* What is expected *
Look through the data below. Show each line where the string "close" occurs.

Collection entries
-=-=-

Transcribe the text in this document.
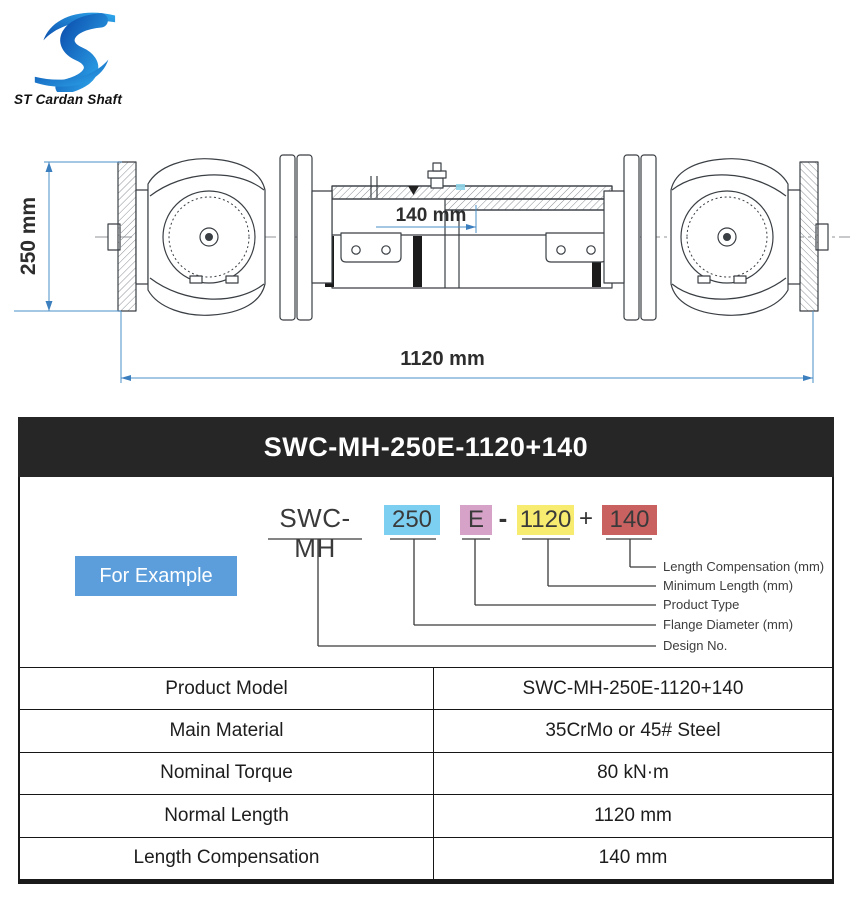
ST Cardan Shaft
250 mm	140 mm
1120 mm
SWC-MH-250E-1120+140
For Example
SWC-MH
250	E - 1120 + 140
Length Compensation (mm)
Minimum Length (mm)
Product Type
Flange Diameter (mm)
Design No.
Product Model	SWC-MH-250E-1120+140
Main Material	35CrMo or 45# Steel
Nominal Torque	80 kN·m
Normal Length	1120 mm
Length Compensation	140 mm
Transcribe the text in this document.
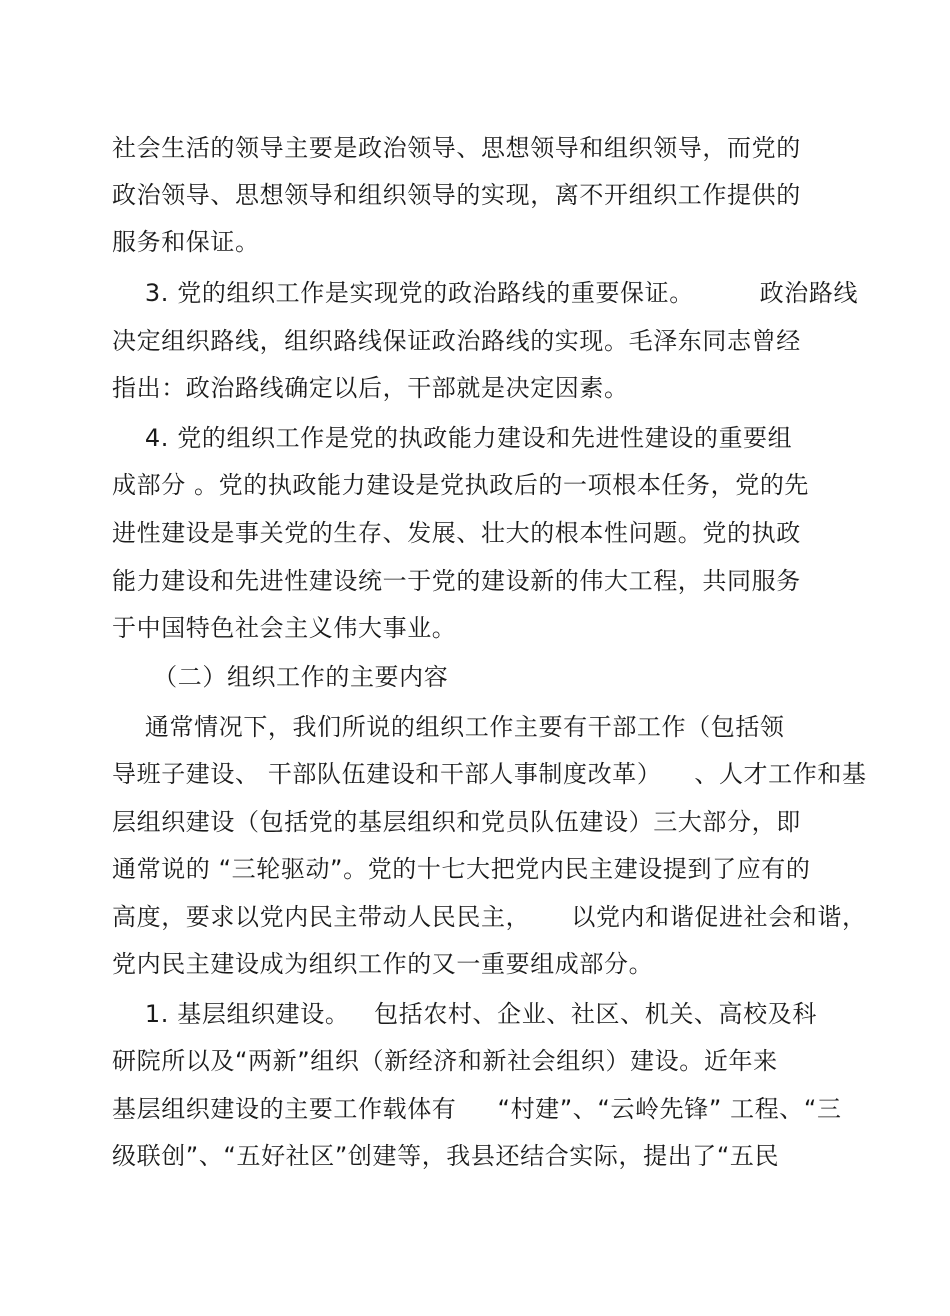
社会生活的领导主要是政治领导、思想领导和组织领导，而党的
政治领导、思想领导和组织领导的实现，离不开组织工作提供的
服务和保证。
3. 党的组织工作是实现党的政治路线的重要保证。        政治路线
决定组织路线，组织路线保证政治路线的实现。毛泽东同志曾经
指出：政治路线确定以后，干部就是决定因素。
4. 党的组织工作是党的执政能力建设和先进性建设的重要组
成部分 。党的执政能力建设是党执政后的一项根本任务，党的先
进性建设是事关党的生存、发展、壮大的根本性问题。党的执政
能力建设和先进性建设统一于党的建设新的伟大工程，共同服务
于中国特色社会主义伟大事业。
（二）组织工作的主要内容
通常情况下，我们所说的组织工作主要有干部工作（包括领
导班子建设、 干部队伍建设和干部人事制度改革）    、人才工作和基
层组织建设（包括党的基层组织和党员队伍建设）三大部分，即
通常说的 “三轮驱动”。党的十七大把党内民主建设提到了应有的
高度，要求以党内民主带动人民民主，     以党内和谐促进社会和谐，
党内民主建设成为组织工作的又一重要组成部分。
1. 基层组织建设。   包括农村、企业、社区、机关、高校及科
研院所以及“两新”组织（新经济和新社会组织）建设。近年来
基层组织建设的主要工作载体有     “村建”、“云岭先锋” 工程、“三
级联创”、“五好社区”创建等，我县还结合实际，提出了“五民
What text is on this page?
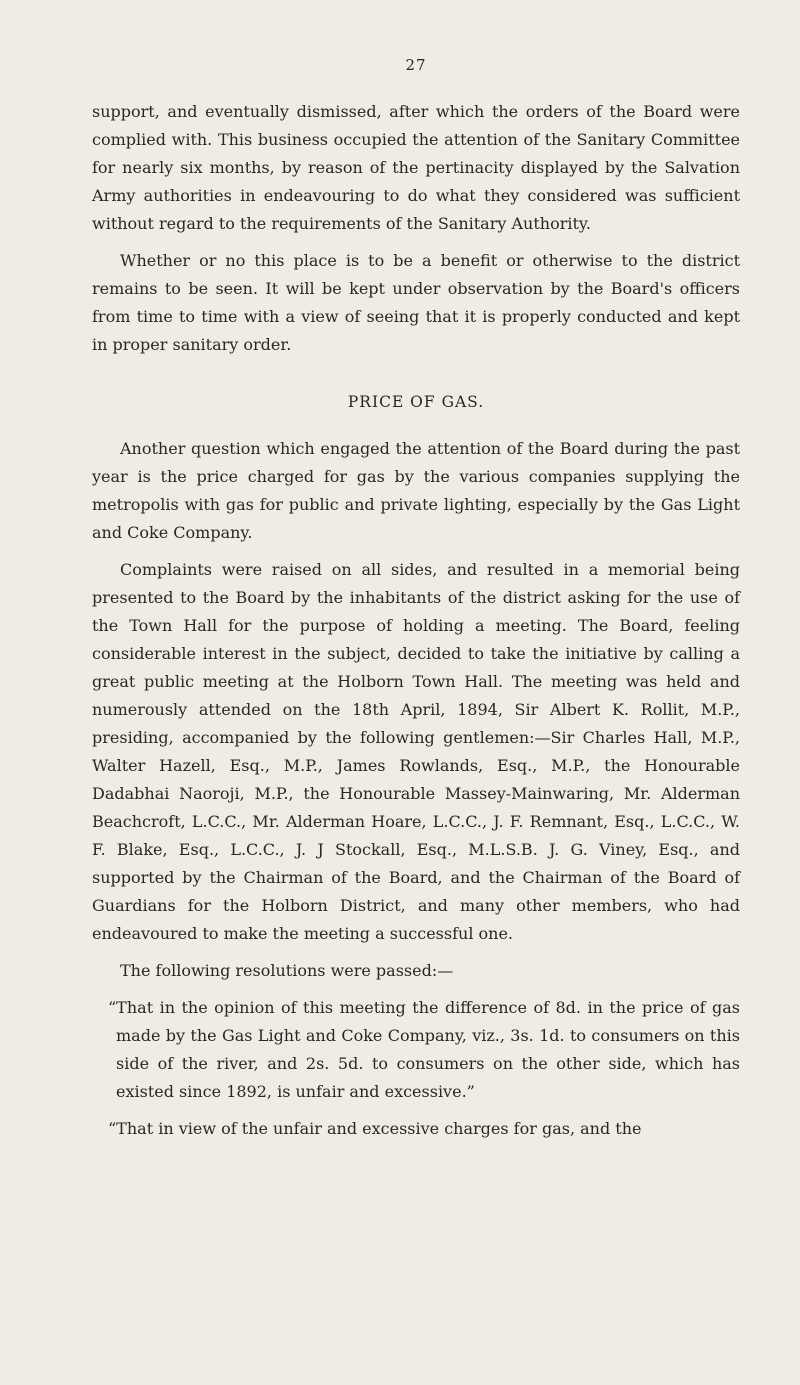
27

support, and eventually dismissed, after which the orders of the Board were complied with. This business occupied the attention of the Sanitary Committee for nearly six months, by reason of the pertinacity displayed by the Salvation Army authorities in endeavouring to do what they considered was sufficient without regard to the requirements of the Sanitary Authority.

Whether or no this place is to be a benefit or otherwise to the district remains to be seen. It will be kept under observation by the Board's officers from time to time with a view of seeing that it is properly conducted and kept in proper sanitary order.

PRICE OF GAS.

Another question which engaged the attention of the Board during the past year is the price charged for gas by the various companies supplying the metropolis with gas for public and private lighting, especially by the Gas Light and Coke Company.

Complaints were raised on all sides, and resulted in a memorial being presented to the Board by the inhabitants of the district asking for the use of the Town Hall for the purpose of holding a meeting. The Board, feeling considerable interest in the subject, decided to take the initiative by calling a great public meeting at the Holborn Town Hall. The meeting was held and numerously attended on the 18th April, 1894, Sir Albert K. Rollit, M.P., presiding, accompanied by the following gentlemen:—Sir Charles Hall, M.P., Walter Hazell, Esq., M.P., James Rowlands, Esq., M.P., the Honourable Dadabhai Naoroji, M.P., the Honourable Massey-Mainwaring, Mr. Alderman Beachcroft, L.C.C., Mr. Alderman Hoare, L.C.C., J. F. Remnant, Esq., L.C.C., W. F. Blake, Esq., L.C.C., J. J Stockall, Esq., M.L.S.B. J. G. Viney, Esq., and supported by the Chairman of the Board, and the Chairman of the Board of Guardians for the Holborn District, and many other members, who had endeavoured to make the meeting a successful one.

The following resolutions were passed:—

“That in the opinion of this meeting the difference of 8d. in the price of gas made by the Gas Light and Coke Company, viz., 3s. 1d. to consumers on this side of the river, and 2s. 5d. to consumers on the other side, which has existed since 1892, is unfair and excessive.”

“That in view of the unfair and excessive charges for gas, and the
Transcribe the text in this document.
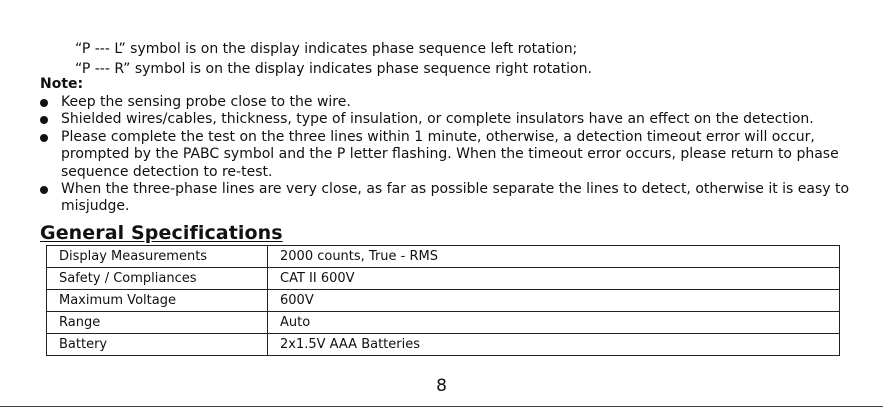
“P --- L” symbol is on the display indicates phase sequence left rotation;
“P --- R” symbol is on the display indicates phase sequence right rotation.
Note:
Keep the sensing probe close to the wire.
Shielded wires/cables, thickness, type of insulation, or complete insulators have an effect on the detection.
Please complete the test on the three lines within 1 minute, otherwise, a detection timeout error will occur, prompted by the PABC symbol and the P letter flashing. When the timeout error occurs, please return to phase sequence detection to re-test.
When the three-phase lines are very close, as far as possible separate the lines to detect, otherwise it is easy to misjudge.
General Specifications
Display Measurements	2000 counts, True - RMS
Safety / Compliances	CAT II 600V
Maximum Voltage	600V
Range	Auto
Battery	2x1.5V AAA Batteries
8
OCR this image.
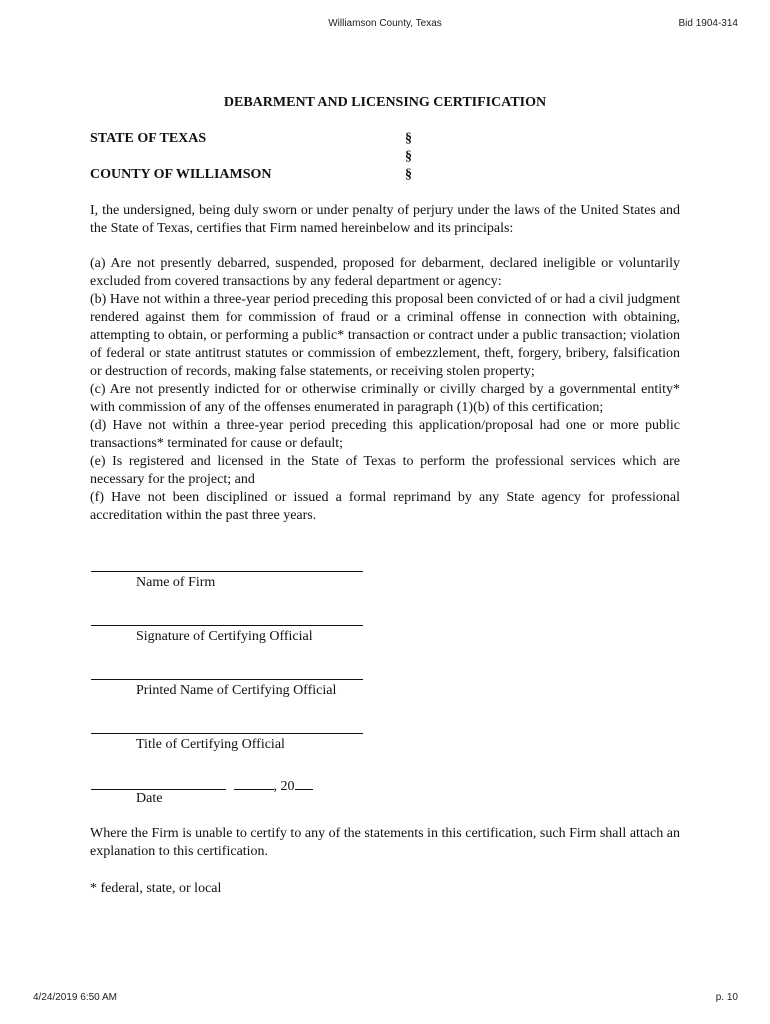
Williamson County, Texas	Bid 1904-314
DEBARMENT AND LICENSING CERTIFICATION
STATE OF TEXAS	§
§
COUNTY OF WILLIAMSON	§
I, the undersigned, being duly sworn or under penalty of perjury under the laws of the United States and the State of Texas, certifies that Firm named hereinbelow and its principals:

(a) Are not presently debarred, suspended, proposed for debarment, declared ineligible or voluntarily excluded from covered transactions by any federal department or agency:

(b) Have not within a three-year period preceding this proposal been convicted of or had a civil judgment rendered against them for commission of fraud or a criminal offense in connection with obtaining, attempting to obtain, or performing a public* transaction or contract under a public transaction; violation of federal or state antitrust statutes or commission of embezzlement, theft, forgery, bribery, falsification or destruction of records, making false statements, or receiving stolen property;

(c) Are not presently indicted for or otherwise criminally or civilly charged by a governmental entity* with commission of any of the offenses enumerated in paragraph (1)(b) of this certification;

(d) Have not within a three-year period preceding this application/proposal had one or more public transactions* terminated for cause or default;

(e) Is registered and licensed in the State of Texas to perform the professional services which are necessary for the project; and

(f) Have not been disciplined or issued a formal reprimand by any State agency for professional accreditation within the past three years.

Name of Firm
Signature of Certifying Official
Printed Name of Certifying Official
Title of Certifying Official
, 20
Date
Where the Firm is unable to certify to any of the statements in this certification, such Firm shall attach an explanation to this certification.
* federal, state, or local
4/24/2019 6:50 AM	p. 10
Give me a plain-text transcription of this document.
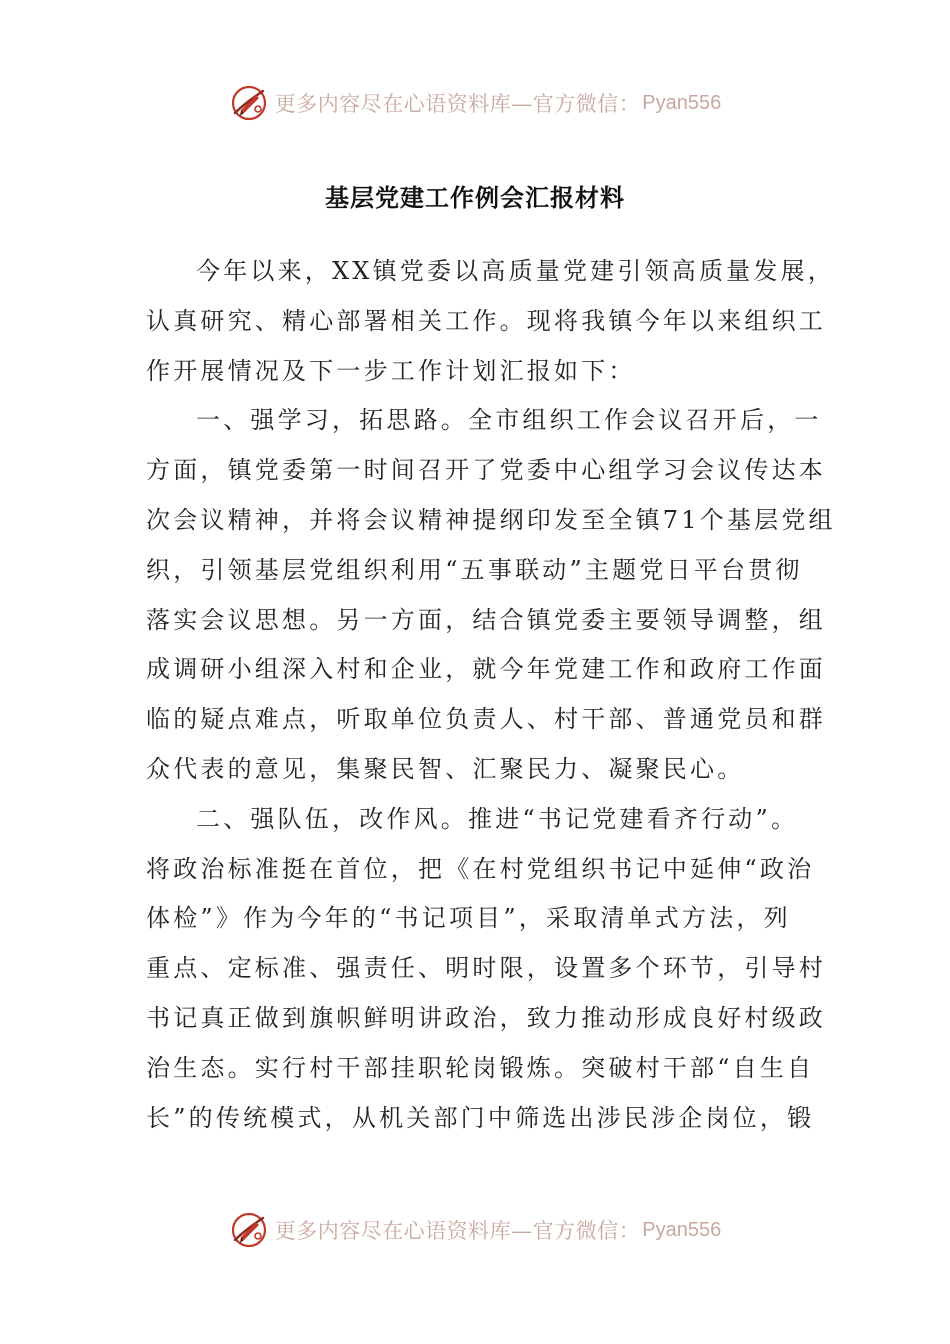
更多内容尽在心语资料库—官方微信： Pyan556
基层党建工作例会汇报材料
今年以来，XX镇党委以高质量党建引领高质量发展，
认真研究、精心部署相关工作。现将我镇今年以来组织工
作开展情况及下一步工作计划汇报如下：
一、强学习，拓思路。全市组织工作会议召开后，一
方面，镇党委第一时间召开了党委中心组学习会议传达本
次会议精神，并将会议精神提纲印发至全镇71个基层党组
织，引领基层党组织利用“五事联动”主题党日平台贯彻
落实会议思想。另一方面，结合镇党委主要领导调整，组
成调研小组深入村和企业，就今年党建工作和政府工作面
临的疑点难点，听取单位负责人、村干部、普通党员和群
众代表的意见，集聚民智、汇聚民力、凝聚民心。
二、强队伍，改作风。推进“书记党建看齐行动”。
将政治标准挺在首位，把《在村党组织书记中延伸“政治
体检”》作为今年的“书记项目”，采取清单式方法，列
重点、定标准、强责任、明时限，设置多个环节，引导村
书记真正做到旗帜鲜明讲政治，致力推动形成良好村级政
治生态。实行村干部挂职轮岗锻炼。突破村干部“自生自
长”的传统模式，从机关部门中筛选出涉民涉企岗位，锻
更多内容尽在心语资料库—官方微信： Pyan556
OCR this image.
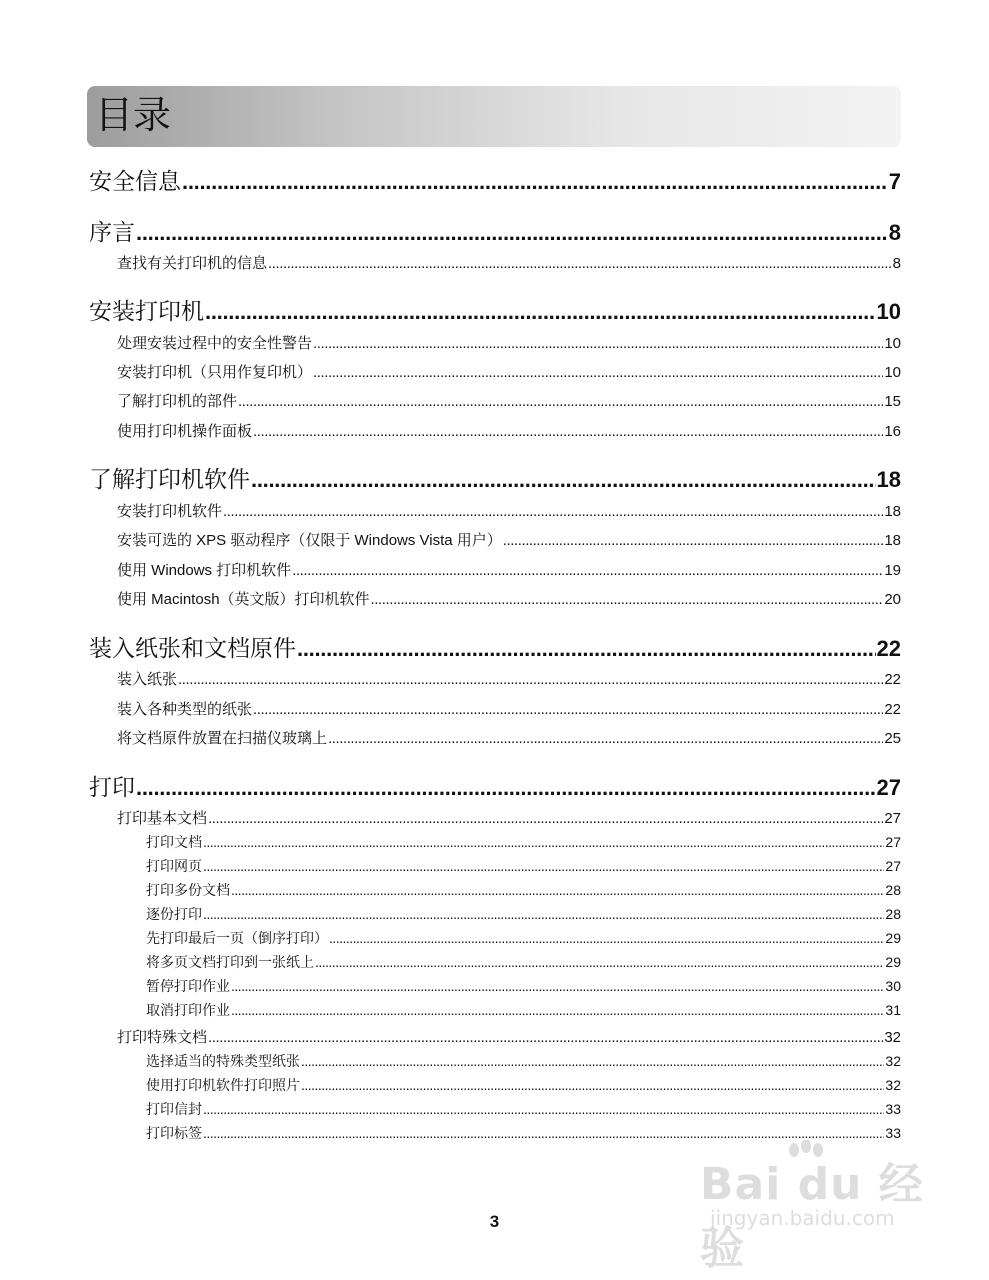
目录
安全信息 . . .	7
序言 . . .	8
查找有关打印机的信息 . . .	8
安装打印机 . . .	10
处理安装过程中的安全性警告 . . .	10
安装打印机（只用作复印机） . . .	10
了解打印机的部件 . . .	15
使用打印机操作面板 . . .	16
了解打印机软件 . . .	18
安装打印机软件 . . .	18
安装可选的 XPS 驱动程序（仅限于 Windows Vista 用户） . . .	18
使用 Windows 打印机软件 . . .	19
使用 Macintosh（英文版）打印机软件 . . .	20
装入纸张和文档原件 . . .	22
装入纸张 . . .	22
装入各种类型的纸张 . . .	22
将文档原件放置在扫描仪玻璃上 . . .	25
打印 . . .	27
打印基本文档 . . .	27
打印文档 . . .	27
打印网页 . . .	27
打印多份文档 . . .	28
逐份打印 . . .	28
先打印最后一页（倒序打印） . . .	29
将多页文档打印到一张纸上 . . .	29
暂停打印作业 . . .	30
取消打印作业 . . .	31
打印特殊文档 . . .	32
选择适当的特殊类型纸张 . . .	32
使用打印机软件打印照片 . . .	32
打印信封 . . .	33
打印标签 . . .	33
Bai du 经验
jingyan.baidu.com
3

-=-=-

* Result *
Keep the sensing probe close to the wire.
When the three-phase lines are very close, as far as possible separate the lines to detect, otherwise it is easy to misjudge.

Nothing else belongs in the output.